**Supplied records:**

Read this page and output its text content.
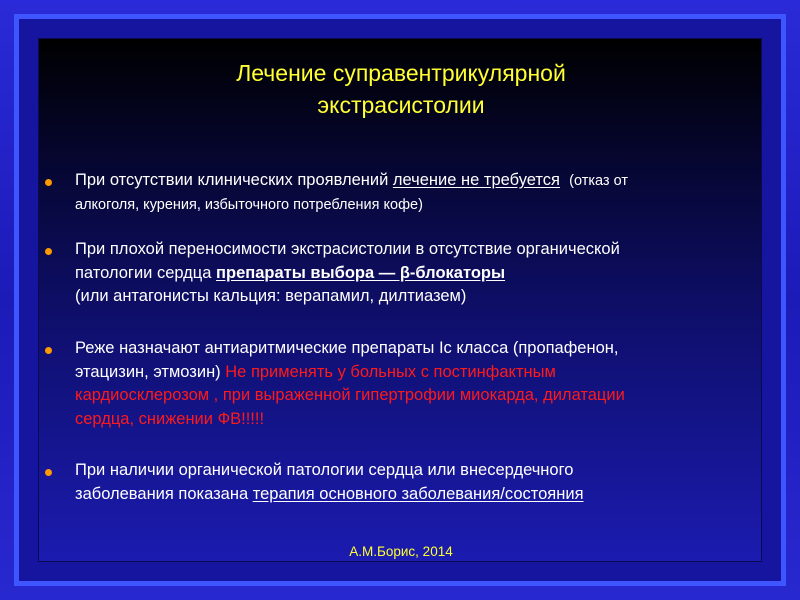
Лечение суправентрикулярной
экстрасистолии
При отсутствии клинических проявлений лечение не требуется (отказ от
алкоголя, курения, избыточного потребления кофе)
При плохой переносимости экстрасистолии в отсутствие органической
патологии сердца препараты выбора — β-блокаторы
(или антагонисты кальция: верапамил, дилтиазем)
Реже назначают антиаритмические препараты Iс класса (пропафенон,
этацизин, этмозин) Не применять у больных с постинфактным
кардиосклерозом , при выраженной гипертрофии миокарда, дилатации
сердца, снижении ФВ!!!!!
При наличии органической патологии сердца или внесердечного
заболевания показана терапия основного заболевания/состояния
А.М.Борис, 2014
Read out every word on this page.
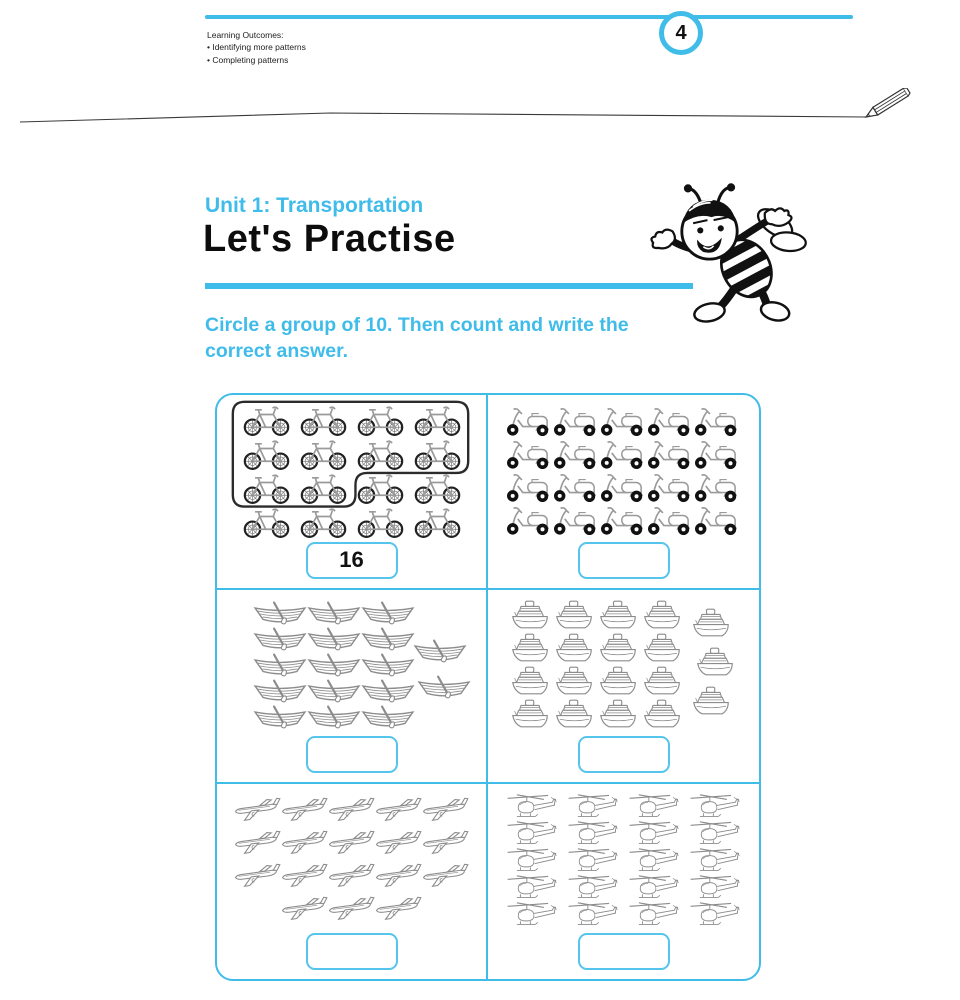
4
Learning Outcomes:
• Identifying more patterns
• Completing patterns
Unit 1: Transportation
Let's Practise

Circle a group of 10. Then count and write the correct answer.

16
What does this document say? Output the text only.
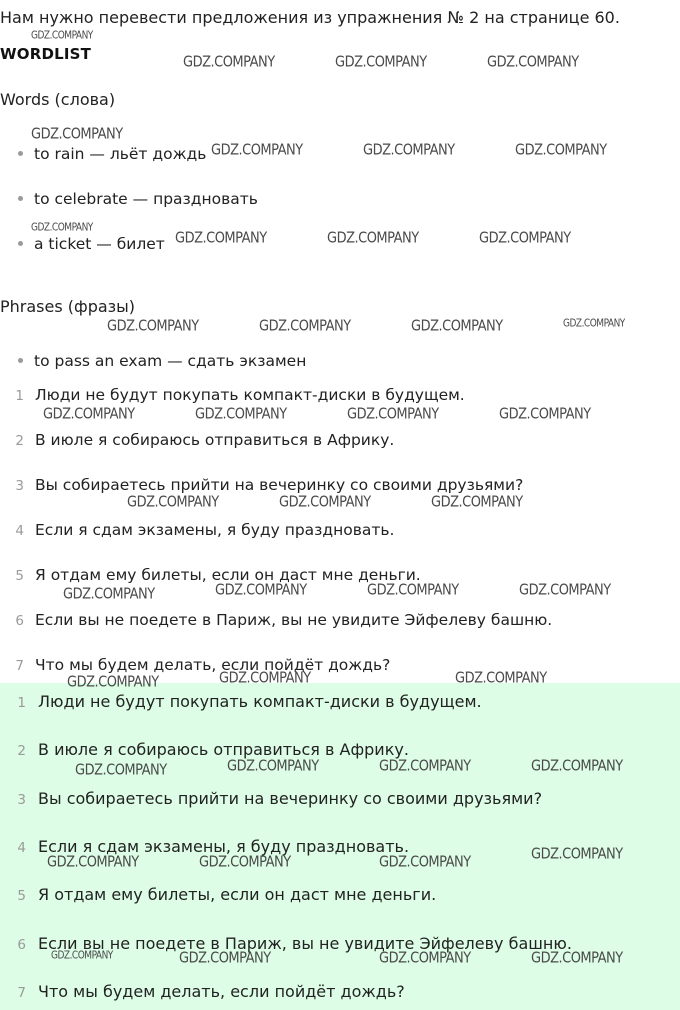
Нам нужно перевести предложения из упражнения № 2 на странице 60.
WORDLIST
Words (слова)
to rain — льёт дождь
to celebrate — празднoвать
a ticket — билет
Phrases (фразы)
to pass an exam — сдать экзамен
1 Люди не будут покупать компакт-диски в будущем.
2 В июле я собираюсь отправиться в Африку.
3 Вы собираетесь прийти на вечеринку со своими друзьями?
4 Если я сдам экзамены, я буду праздновать.
5 Я отдам ему билеты, если он даст мне деньги.
6 Если вы не поедете в Париж, вы не увидите Эйфелеву башню.
7 Что мы будем делать, если пойдёт дождь?
1 Люди не будут покупать компакт-диски в будущем.
2 В июле я собираюсь отправиться в Африку.
3 Вы собираетесь прийти на вечеринку со своими друзьями?
4 Если я сдам экзамены, я буду праздновать.
5 Я отдам ему билеты, если он даст мне деньги.
6 Если вы не поедете в Париж, вы не увидите Эйфелеву башню.
7 Что мы будем делать, если пойдёт дождь?
GDZ.COMPANY
GDZ.COMPANY	GDZ.COMPANY	GDZ.COMPANY
GDZ.COMPANY
GDZ.COMPANY	GDZ.COMPANY	GDZ.COMPANY
GDZ.COMPANY
GDZ.COMPANY	GDZ.COMPANY	GDZ.COMPANY
GDZ.COMPANY	GDZ.COMPANY	GDZ.COMPANY	GDZ.COMPANY
GDZ.COMPANY	GDZ.COMPANY	GDZ.COMPANY	GDZ.COMPANY
GDZ.COMPANY	GDZ.COMPANY	GDZ.COMPANY
GDZ.COMPANY	GDZ.COMPANY	GDZ.COMPANY	GDZ.COMPANY
GDZ.COMPANY	GDZ.COMPANY	GDZ.COMPANY
GDZ.COMPANY	GDZ.COMPANY	GDZ.COMPANY	GDZ.COMPANY
GDZ.COMPANY	GDZ.COMPANY	GDZ.COMPANY	GDZ.COMPANY
GDZ.COMPANY	GDZ.COMPANY	GDZ.COMPANY	GDZ.COMPANY
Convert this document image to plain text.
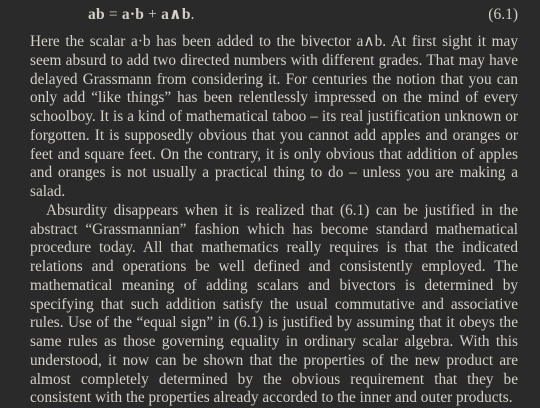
ab = a·b + a∧b.	(6.1)

Here the scalar a·b has been added to the bivector a∧b. At first sight it may seem absurd to add two directed numbers with different grades. That may have delayed Grassmann from considering it. For centuries the notion that you can only add “like things” has been relentlessly impressed on the mind of every schoolboy. It is a kind of mathematical taboo – its real justification unknown or forgotten. It is supposedly obvious that you cannot add apples and oranges or feet and square feet. On the contrary, it is only obvious that addition of apples and oranges is not usually a practical thing to do – unless you are making a salad.

Absurdity disappears when it is realized that (6.1) can be justified in the abstract “Grassmannian” fashion which has become standard mathematical procedure today. All that mathematics really requires is that the indicated relations and operations be well defined and consistently employed. The mathematical meaning of adding scalars and bivectors is determined by specifying that such addition satisfy the usual commutative and associative rules. Use of the “equal sign” in (6.1) is justified by assuming that it obeys the same rules as those governing equality in ordinary scalar algebra. With this understood, it now can be shown that the properties of the new product are almost completely determined by the obvious requirement that they be consistent with the properties already accorded to the inner and outer products.
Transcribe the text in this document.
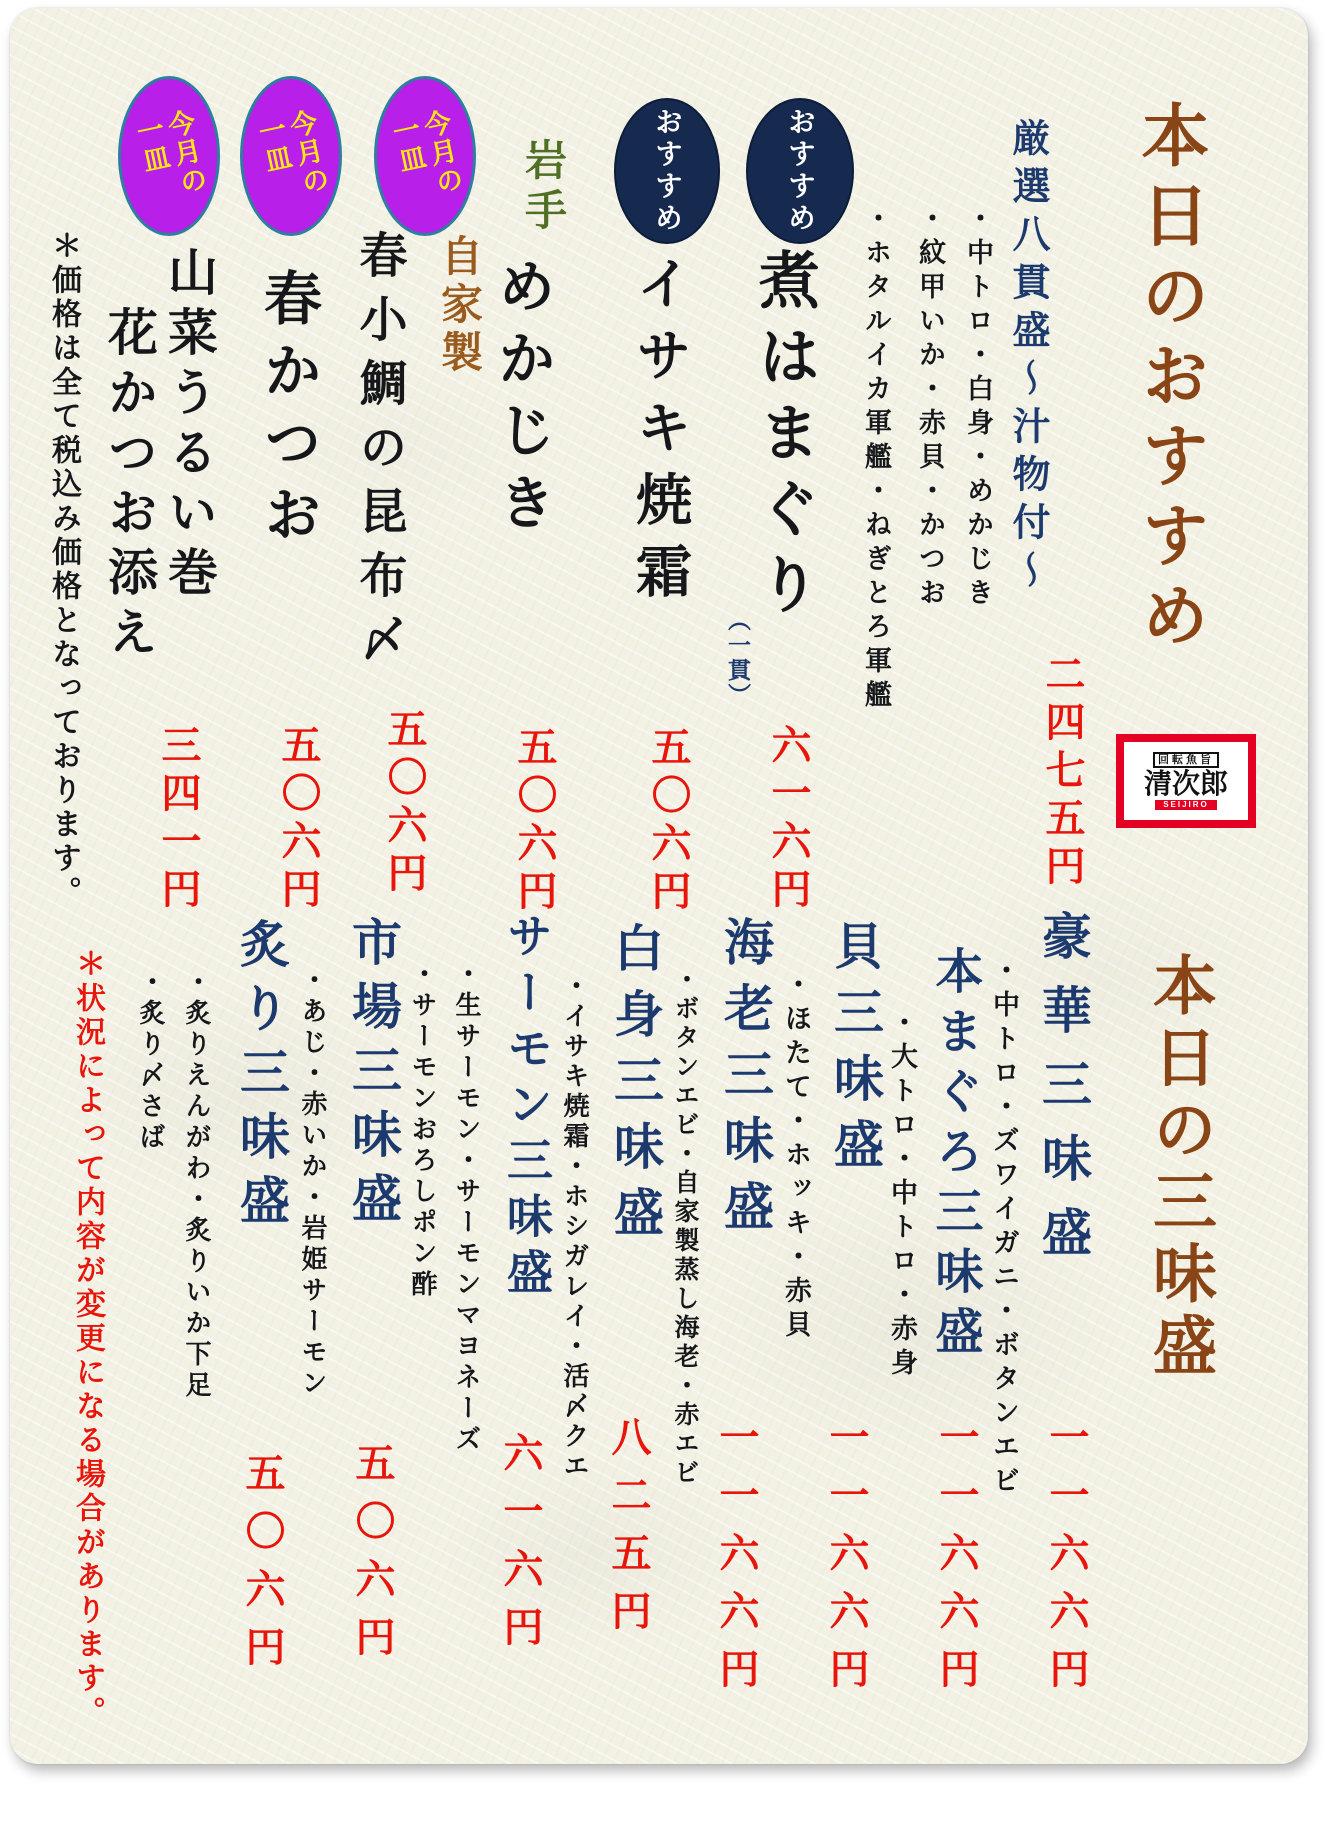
本日のおすすめ
厳選八貫盛～汁物付～
・中トロ・白身・めかじき
・紋甲いか・赤貝・かつお
・ホタルイカ軍艦・ねぎとろ軍艦
二四七五円	回転魚旨
清次郎
SEIJIRO
おすすめ
煮はまぐり
（一貫）
六一六円
おすすめ
イサキ焼霜
五〇六円
岩手
めかじき
五〇六円
今月の
一皿
自家製
春小鯛の昆布〆
五〇六円
今月の
一皿
春かつお
五〇六円
今月の
一皿
山菜うるい巻
花かつお添え
三四一円
＊価格は全て税込み価格となっております。
本日の三味盛
豪華三味盛
・中トロ・ズワイガニ・ボタンエビ
一一六六円
本まぐろ三味盛
・大トロ・中トロ・赤身
一一六六円
貝三味盛
・ほたて・ホッキ・赤貝
一一六六円
海老三味盛
・ボタンエビ・自家製蒸し海老・赤エビ
一一六六円
白身三味盛
・イサキ焼霜・ホシガレイ・活〆クエ
八二五円
サーモン三味盛
・生サーモン・サーモンマヨネーズ
・サーモンおろしポン酢
六一六円
市場三味盛
・あじ・赤いか・岩姫サーモン
五〇六円
炙り三味盛
・炙りえんがわ・炙りいか下足
・炙り〆さば
五〇六円
＊状況によって内容が変更になる場合があります。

**What is required:** Will you set down the records word for word while leaving out every picture?

**Response to the exercise:**
Read this page and output its text content.
Лечение суправентрикулярной
экстрасистолии
При отсутствии клинических проявлений лечение не требуется (отказ от
алкоголя, курения, избыточного потребления кофе)
При плохой переносимости экстрасистолии в отсутствие органической
патологии сердца препараты выбора — β-блокаторы
(или антагонисты кальция: верапамил, дилтиазем)
Реже назначают антиаритмические препараты Iс класса (пропафенон,
этацизин, этмозин) Не применять у больных с постинфактным
кардиосклерозом , при выраженной гипертрофии миокарда, дилатации
сердца, снижении ФВ!!!!!
При наличии органической патологии сердца или внесердечного
заболевания показана терапия основного заболевания/состояния
А.М.Борис, 2014
Read out every word on this page.
4
Learning Outcomes:
• Identifying more patterns
• Completing patterns
Unit 1: Transportation
Let's Practise

Circle a group of 10. Then count and write the correct answer.

16
What does this document say? Output the text only.
Нам нужно перевести предложения из упражнения № 2 на странице 60.
WORDLIST
Words (слова)
to rain — льёт дождь
to celebrate — празднoвать
a ticket — билет
Phrases (фразы)
to pass an exam — сдать экзамен
1 Люди не будут покупать компакт-диски в будущем.
2 В июле я собираюсь отправиться в Африку.
3 Вы собираетесь прийти на вечеринку со своими друзьями?
4 Если я сдам экзамены, я буду праздновать.
5 Я отдам ему билеты, если он даст мне деньги.
6 Если вы не поедете в Париж, вы не увидите Эйфелеву башню.
7 Что мы будем делать, если пойдёт дождь?
1 Люди не будут покупать компакт-диски в будущем.
2 В июле я собираюсь отправиться в Африку.
3 Вы собираетесь прийти на вечеринку со своими друзьями?
4 Если я сдам экзамены, я буду праздновать.
5 Я отдам ему билеты, если он даст мне деньги.
6 Если вы не поедете в Париж, вы не увидите Эйфелеву башню.
7 Что мы будем делать, если пойдёт дождь?
GDZ.COMPANY
GDZ.COMPANY	GDZ.COMPANY	GDZ.COMPANY
GDZ.COMPANY
GDZ.COMPANY	GDZ.COMPANY	GDZ.COMPANY
GDZ.COMPANY
GDZ.COMPANY	GDZ.COMPANY	GDZ.COMPANY
GDZ.COMPANY	GDZ.COMPANY	GDZ.COMPANY	GDZ.COMPANY
GDZ.COMPANY	GDZ.COMPANY	GDZ.COMPANY	GDZ.COMPANY
GDZ.COMPANY	GDZ.COMPANY	GDZ.COMPANY
GDZ.COMPANY	GDZ.COMPANY	GDZ.COMPANY	GDZ.COMPANY
GDZ.COMPANY	GDZ.COMPANY	GDZ.COMPANY
GDZ.COMPANY	GDZ.COMPANY	GDZ.COMPANY	GDZ.COMPANY
GDZ.COMPANY	GDZ.COMPANY	GDZ.COMPANY	GDZ.COMPANY
GDZ.COMPANY	GDZ.COMPANY	GDZ.COMPANY	GDZ.COMPANY
Convert this document image to plain text.
ab = a·b + a∧b.	(6.1)

Here the scalar a·b has been added to the bivector a∧b. At first sight it may seem absurd to add two directed numbers with different grades. That may have delayed Grassmann from considering it. For centuries the notion that you can only add “like things” has been relentlessly impressed on the mind of every schoolboy. It is a kind of mathematical taboo – its real justification unknown or forgotten. It is supposedly obvious that you cannot add apples and oranges or feet and square feet. On the contrary, it is only obvious that addition of apples and oranges is not usually a practical thing to do – unless you are making a salad.

Absurdity disappears when it is realized that (6.1) can be justified in the abstract “Grassmannian” fashion which has become standard mathematical procedure today. All that mathematics really requires is that the indicated relations and operations be well defined and consistently employed. The mathematical meaning of adding scalars and bivectors is determined by specifying that such addition satisfy the usual commutative and associative rules. Use of the “equal sign” in (6.1) is justified by assuming that it obeys the same rules as those governing equality in ordinary scalar algebra. With this understood, it now can be shown that the properties of the new product are almost completely determined by the obvious requirement that they be consistent with the properties already accorded to the inner and outer products.
Transcribe the text in this document.
本日のおすすめ
厳選八貫盛～汁物付～
・中トロ・白身・めかじき
・紋甲いか・赤貝・かつお
・ホタルイカ軍艦・ねぎとろ軍艦
二四七五円	回転魚旨
清次郎
SEIJIRO
おすすめ
煮はまぐり
（一貫）
六一六円
おすすめ
イサキ焼霜
五〇六円
岩手
めかじき
五〇六円
今月の
一皿
自家製
春小鯛の昆布〆
五〇六円
今月の
一皿
春かつお
五〇六円
今月の
一皿
山菜うるい巻
花かつお添え
三四一円
＊価格は全て税込み価格となっております。
本日の三味盛
豪華三味盛
・中トロ・ズワイガニ・ボタンエビ
一一六六円
本まぐろ三味盛
・大トロ・中トロ・赤身
一一六六円
貝三味盛
・ほたて・ホッキ・赤貝
一一六六円
海老三味盛
・ボタンエビ・自家製蒸し海老・赤エビ
一一六六円
白身三味盛
・イサキ焼霜・ホシガレイ・活〆クエ
八二五円
サーモン三味盛
・生サーモン・サーモンマヨネーズ
・サーモンおろしポン酢
六一六円
市場三味盛
・あじ・赤いか・岩姫サーモン
五〇六円
炙り三味盛
・炙りえんがわ・炙りいか下足
・炙り〆さば
五〇六円
＊状況によって内容が変更になる場合があります。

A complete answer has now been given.